### Kutipan
══════

REMBANG - Sejak terpuruknya usaha budidaya udang windu diwilayah Utara Pantai Utara Jawa dengan kegagalan panen udang serta terjadinya krisis moneter sejak tahun 1998 diikuti makin turunnya harga ikan bandeng serta harga garam. Perekonomian petani tambak pada umumnya mengalami kelesuan.
Artemia merupakan salah satu dan harapan komoditas baru melihat peluang pasar yang sangat besar, tekhnologi budidaya yang sederhana, tahan dengan penyakit, serta prediksi keberhasilan mencapai 80-90% produk basah dan 70-80% produk kering Dengan peluang keberhasilan mencapai 80-90%. Berikut ini adalah sample laporan yang pernah saya buat waktu kuliah di Unnes Semarang 2007, dengan Lokasi di Kecamatan Rembang dan Lasem Kabupaten Rembang:
BAB I
PENDAHULUAN
A. LATAR BELAKANG
Sudah menjadi suatu mitos yang berkembang ditengah-tengah masyarakat bahwa Indonesia memiliki kekayaan laut yang berlimpah, baik sumber hayatinya maupun non hayatinya, walaupun mitos seperti itu perlu dibuktikan dengan penelitian yang lebih mendalam dan komprehensif. Terlepas dari mitos tersebut, kenyataannya Indonesia adalah negara maritim dengan 70% wilayahnya adalah laut, namun sangatlah ironis sejak 32 tahun yang lalu kebijakan pembangunan perikanan tidak pernah mendapat perhatian yang serius dari pemerintah.

══════

### Tugas yang Dikerjakan
a: Ambil dari kutipan tentang budidaya artemia bagian dari "REMBANG - Sejak" sampai "umumnya mengalami kelesuan." tanpa mengubah satu kata pun.
b: Ringkas paragraf dalam kutipan tentang budidaya artemia yang diawali "Sudah menjadi suatu mitos" menjadi dua kalimat, dengan tetap memuat fakta pokoknya.
Daftar berikut diambil dari sumber lain.

### Data Mentah
══════

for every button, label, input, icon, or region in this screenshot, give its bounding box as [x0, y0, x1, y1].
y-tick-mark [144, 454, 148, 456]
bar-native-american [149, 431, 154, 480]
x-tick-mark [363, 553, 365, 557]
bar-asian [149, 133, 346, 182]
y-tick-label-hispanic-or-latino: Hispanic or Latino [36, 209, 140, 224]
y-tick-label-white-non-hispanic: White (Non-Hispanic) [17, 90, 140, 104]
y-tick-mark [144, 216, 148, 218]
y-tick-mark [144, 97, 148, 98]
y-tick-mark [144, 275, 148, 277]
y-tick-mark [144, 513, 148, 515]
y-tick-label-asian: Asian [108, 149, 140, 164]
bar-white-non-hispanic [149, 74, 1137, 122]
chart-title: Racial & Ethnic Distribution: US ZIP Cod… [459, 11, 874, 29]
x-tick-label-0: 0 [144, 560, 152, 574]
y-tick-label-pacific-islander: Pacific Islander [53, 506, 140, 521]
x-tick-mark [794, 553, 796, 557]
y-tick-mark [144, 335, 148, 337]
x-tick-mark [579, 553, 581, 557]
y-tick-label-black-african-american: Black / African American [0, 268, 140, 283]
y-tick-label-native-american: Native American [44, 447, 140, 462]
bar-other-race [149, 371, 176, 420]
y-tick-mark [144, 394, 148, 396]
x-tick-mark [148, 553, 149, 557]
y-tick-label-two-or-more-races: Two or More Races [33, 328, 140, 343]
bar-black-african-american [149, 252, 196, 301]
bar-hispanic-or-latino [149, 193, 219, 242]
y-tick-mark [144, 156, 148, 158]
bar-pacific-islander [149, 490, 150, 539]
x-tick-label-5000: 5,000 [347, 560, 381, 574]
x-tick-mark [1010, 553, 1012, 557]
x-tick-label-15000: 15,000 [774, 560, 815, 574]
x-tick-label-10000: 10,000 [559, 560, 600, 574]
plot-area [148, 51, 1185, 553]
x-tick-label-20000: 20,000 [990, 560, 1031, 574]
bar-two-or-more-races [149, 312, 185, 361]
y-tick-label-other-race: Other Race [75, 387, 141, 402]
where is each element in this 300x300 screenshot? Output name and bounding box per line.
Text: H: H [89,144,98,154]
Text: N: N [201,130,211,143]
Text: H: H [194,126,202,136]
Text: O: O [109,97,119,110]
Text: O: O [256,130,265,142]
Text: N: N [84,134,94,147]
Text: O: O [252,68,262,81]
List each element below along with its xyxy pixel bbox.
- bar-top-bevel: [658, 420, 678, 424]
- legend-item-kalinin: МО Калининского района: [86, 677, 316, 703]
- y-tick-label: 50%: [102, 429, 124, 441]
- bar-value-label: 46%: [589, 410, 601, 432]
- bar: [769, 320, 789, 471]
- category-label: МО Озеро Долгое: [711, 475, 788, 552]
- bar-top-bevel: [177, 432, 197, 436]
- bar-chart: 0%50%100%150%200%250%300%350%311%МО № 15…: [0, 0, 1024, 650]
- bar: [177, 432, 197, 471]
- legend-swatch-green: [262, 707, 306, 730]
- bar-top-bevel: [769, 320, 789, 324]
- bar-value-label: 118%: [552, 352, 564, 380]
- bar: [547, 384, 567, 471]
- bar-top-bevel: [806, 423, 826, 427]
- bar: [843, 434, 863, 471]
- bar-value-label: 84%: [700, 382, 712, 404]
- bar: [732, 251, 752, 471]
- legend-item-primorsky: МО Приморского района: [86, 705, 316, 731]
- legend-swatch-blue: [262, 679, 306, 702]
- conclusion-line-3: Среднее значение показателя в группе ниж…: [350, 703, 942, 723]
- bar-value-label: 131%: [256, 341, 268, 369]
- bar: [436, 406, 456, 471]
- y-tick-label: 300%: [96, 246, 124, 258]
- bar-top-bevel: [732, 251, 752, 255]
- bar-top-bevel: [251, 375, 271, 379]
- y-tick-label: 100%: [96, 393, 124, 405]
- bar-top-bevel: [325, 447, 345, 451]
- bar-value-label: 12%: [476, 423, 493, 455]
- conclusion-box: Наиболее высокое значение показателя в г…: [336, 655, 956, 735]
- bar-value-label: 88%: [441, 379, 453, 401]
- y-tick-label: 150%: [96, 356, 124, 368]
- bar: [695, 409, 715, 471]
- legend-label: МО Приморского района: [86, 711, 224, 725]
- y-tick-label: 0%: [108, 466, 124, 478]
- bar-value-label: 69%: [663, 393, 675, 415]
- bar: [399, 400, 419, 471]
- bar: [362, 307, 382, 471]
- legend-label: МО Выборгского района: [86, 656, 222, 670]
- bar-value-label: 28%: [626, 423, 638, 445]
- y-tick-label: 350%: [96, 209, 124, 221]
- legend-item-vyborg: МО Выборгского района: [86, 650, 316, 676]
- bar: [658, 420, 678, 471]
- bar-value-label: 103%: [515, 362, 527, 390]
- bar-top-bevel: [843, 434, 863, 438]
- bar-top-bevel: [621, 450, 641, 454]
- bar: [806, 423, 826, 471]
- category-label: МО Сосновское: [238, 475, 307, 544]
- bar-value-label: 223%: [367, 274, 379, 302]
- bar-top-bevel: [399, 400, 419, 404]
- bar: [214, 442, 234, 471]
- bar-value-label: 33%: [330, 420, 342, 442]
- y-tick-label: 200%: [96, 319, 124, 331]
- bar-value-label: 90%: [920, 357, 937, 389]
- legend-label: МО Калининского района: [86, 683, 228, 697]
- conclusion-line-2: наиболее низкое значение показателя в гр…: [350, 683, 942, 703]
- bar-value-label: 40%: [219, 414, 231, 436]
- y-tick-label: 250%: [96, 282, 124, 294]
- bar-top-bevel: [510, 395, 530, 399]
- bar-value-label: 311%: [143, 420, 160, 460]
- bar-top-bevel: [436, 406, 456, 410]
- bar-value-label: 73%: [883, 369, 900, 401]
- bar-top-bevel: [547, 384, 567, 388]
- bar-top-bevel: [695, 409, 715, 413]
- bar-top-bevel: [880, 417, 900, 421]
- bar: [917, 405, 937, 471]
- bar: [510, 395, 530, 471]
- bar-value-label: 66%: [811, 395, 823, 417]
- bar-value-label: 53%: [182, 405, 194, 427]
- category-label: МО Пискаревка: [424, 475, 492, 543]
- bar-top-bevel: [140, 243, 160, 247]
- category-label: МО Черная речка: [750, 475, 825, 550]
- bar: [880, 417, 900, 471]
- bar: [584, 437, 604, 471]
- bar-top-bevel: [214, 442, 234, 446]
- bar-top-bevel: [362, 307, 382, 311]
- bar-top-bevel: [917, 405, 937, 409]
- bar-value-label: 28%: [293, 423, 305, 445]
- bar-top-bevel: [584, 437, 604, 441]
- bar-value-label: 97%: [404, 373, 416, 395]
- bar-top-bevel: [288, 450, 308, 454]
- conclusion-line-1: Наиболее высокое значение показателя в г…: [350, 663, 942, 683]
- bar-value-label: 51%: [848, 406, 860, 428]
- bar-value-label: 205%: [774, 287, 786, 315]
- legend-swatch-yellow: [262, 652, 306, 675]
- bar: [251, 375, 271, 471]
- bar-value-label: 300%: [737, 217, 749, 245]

══════

### Jawaban Tiap Tugas
a:
REMBANG - Sejak terpuruknya usaha budidaya udang windu diwilayah Utara Pantai Utara Jawa dengan kegagalan panen udang serta terjadinya krisis moneter sejak tahun 1998 diikuti makin turunnya harga ikan bandeng serta harga garam. Perekonomian petani tambak pada umumnya mengalami kelesuan.

b: Di masyarakat berkembang mitos bahwa kekayaan laut Indonesia, baik hayati maupun nonhayati, sangat berlimpah, meskipun hal itu masih perlu dibuktikan dengan penelitian yang lebih mendalam dan komprehensif. Kenyataannya, 70% wilayah Indonesia adalah laut, tetapi sejak 32 tahun yang lalu kebijakan pembangunan perikanan tidak pernah mendapat perhatian serius dari pemerintah.